### What is being asked
Report how many lines of the listing below include the word "corrigées". Give nothing but the number.

### Task data
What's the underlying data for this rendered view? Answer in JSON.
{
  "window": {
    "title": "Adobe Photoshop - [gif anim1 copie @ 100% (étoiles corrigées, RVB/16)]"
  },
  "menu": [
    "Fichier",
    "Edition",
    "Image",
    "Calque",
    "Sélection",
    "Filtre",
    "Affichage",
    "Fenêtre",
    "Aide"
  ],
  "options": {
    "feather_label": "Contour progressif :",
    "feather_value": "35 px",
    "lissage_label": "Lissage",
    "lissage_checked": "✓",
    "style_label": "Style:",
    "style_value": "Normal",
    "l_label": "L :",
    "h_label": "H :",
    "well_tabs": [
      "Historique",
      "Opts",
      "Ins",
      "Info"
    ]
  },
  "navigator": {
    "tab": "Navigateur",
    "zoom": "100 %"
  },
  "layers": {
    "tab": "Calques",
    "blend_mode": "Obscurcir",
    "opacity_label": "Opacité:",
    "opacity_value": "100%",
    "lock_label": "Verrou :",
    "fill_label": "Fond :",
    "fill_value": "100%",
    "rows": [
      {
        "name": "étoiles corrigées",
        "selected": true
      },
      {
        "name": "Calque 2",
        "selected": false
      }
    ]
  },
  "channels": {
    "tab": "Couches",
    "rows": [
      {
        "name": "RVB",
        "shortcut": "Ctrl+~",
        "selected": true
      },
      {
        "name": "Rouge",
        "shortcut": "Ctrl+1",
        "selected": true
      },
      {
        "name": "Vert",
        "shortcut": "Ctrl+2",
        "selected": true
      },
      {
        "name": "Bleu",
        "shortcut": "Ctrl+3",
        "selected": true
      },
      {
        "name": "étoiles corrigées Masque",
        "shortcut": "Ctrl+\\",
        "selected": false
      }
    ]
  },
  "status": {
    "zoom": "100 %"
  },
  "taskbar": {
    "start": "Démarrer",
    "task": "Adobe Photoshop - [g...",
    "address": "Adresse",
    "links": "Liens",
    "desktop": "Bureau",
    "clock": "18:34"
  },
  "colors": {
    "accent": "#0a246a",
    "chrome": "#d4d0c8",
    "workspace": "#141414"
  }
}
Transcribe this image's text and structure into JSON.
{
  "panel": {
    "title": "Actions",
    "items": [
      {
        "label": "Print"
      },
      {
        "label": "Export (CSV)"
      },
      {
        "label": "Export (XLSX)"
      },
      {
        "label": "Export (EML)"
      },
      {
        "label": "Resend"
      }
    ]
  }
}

### Expected answer
3